## [Task directions]
Go through the material below and copy each line where the word "text" appears.

>> start

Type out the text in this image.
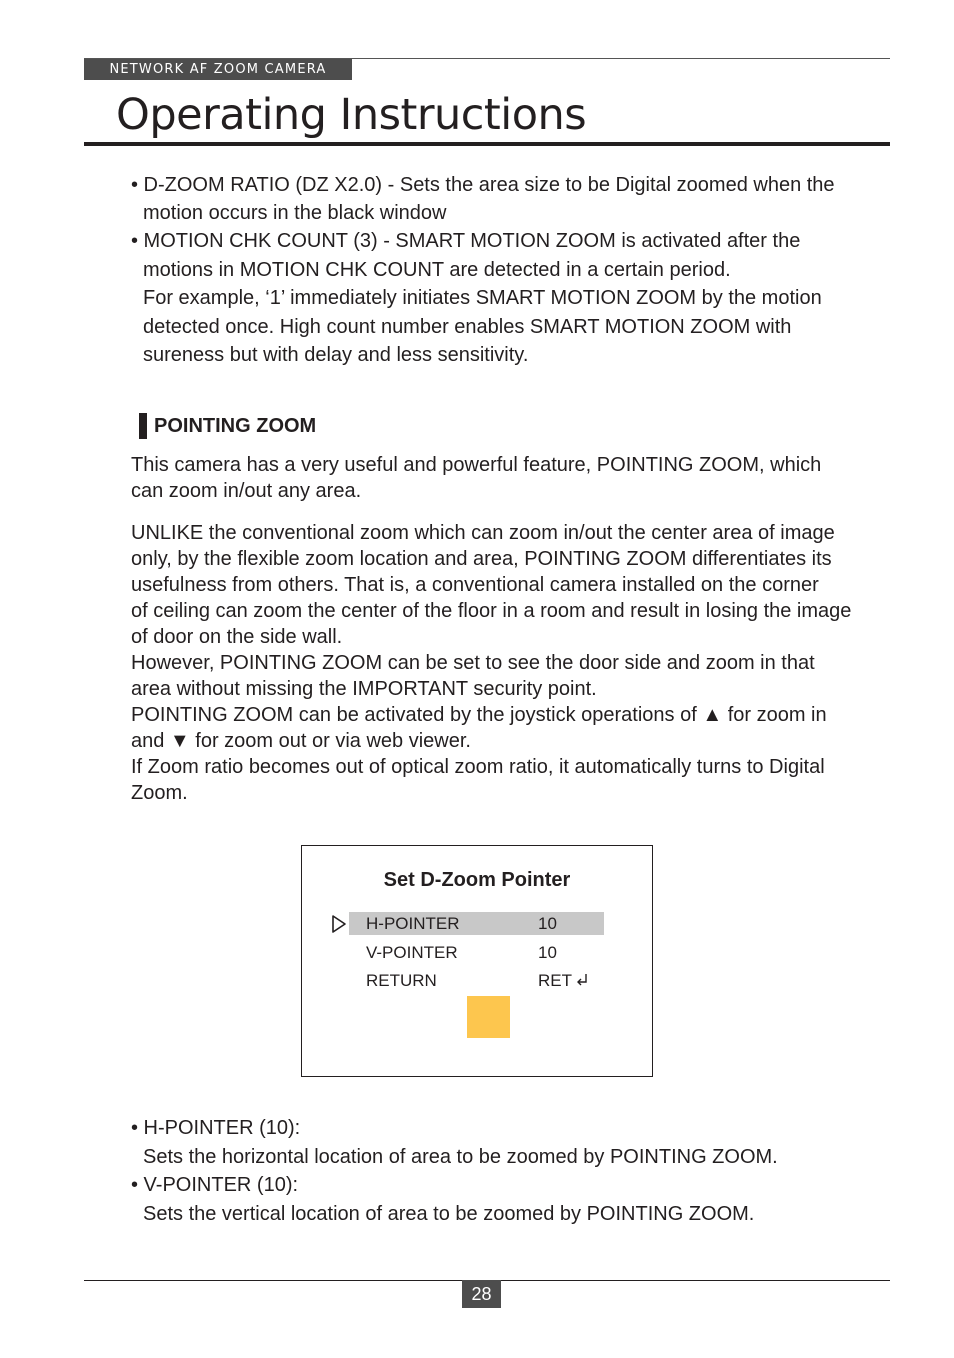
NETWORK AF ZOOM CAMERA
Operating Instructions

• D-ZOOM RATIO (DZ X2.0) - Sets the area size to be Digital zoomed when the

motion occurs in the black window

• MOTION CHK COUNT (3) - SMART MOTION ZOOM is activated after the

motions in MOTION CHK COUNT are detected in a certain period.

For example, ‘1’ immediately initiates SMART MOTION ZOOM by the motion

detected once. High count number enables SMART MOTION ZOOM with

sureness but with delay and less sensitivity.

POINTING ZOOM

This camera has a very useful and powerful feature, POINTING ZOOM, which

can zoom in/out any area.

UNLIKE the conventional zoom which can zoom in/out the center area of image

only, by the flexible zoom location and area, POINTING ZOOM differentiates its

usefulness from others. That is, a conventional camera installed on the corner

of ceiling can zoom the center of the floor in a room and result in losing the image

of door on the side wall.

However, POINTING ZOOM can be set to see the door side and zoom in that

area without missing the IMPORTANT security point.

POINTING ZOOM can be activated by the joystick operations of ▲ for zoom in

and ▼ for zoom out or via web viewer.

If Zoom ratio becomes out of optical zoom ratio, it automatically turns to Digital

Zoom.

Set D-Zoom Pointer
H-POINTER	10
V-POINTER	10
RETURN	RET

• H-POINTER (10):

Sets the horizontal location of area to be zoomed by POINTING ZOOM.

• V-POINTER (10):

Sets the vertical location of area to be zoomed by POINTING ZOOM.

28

>> end
>> start

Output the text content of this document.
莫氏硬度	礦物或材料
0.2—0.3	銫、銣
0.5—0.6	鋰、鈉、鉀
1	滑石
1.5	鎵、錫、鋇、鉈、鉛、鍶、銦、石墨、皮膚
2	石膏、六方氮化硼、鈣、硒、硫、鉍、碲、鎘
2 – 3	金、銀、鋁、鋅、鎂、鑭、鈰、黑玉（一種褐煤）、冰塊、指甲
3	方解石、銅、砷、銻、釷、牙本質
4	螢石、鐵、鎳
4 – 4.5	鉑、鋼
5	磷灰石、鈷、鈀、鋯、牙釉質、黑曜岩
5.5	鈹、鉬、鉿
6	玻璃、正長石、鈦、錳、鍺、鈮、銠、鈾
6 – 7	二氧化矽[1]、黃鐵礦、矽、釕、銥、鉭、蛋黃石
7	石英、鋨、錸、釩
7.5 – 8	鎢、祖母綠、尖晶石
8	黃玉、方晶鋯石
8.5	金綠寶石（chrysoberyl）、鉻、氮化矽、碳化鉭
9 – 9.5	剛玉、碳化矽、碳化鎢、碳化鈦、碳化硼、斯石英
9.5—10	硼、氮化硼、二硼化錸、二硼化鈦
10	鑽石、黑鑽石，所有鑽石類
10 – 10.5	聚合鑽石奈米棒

>> end

## [Response]
Type out the text in this image.
Output the text content of this document.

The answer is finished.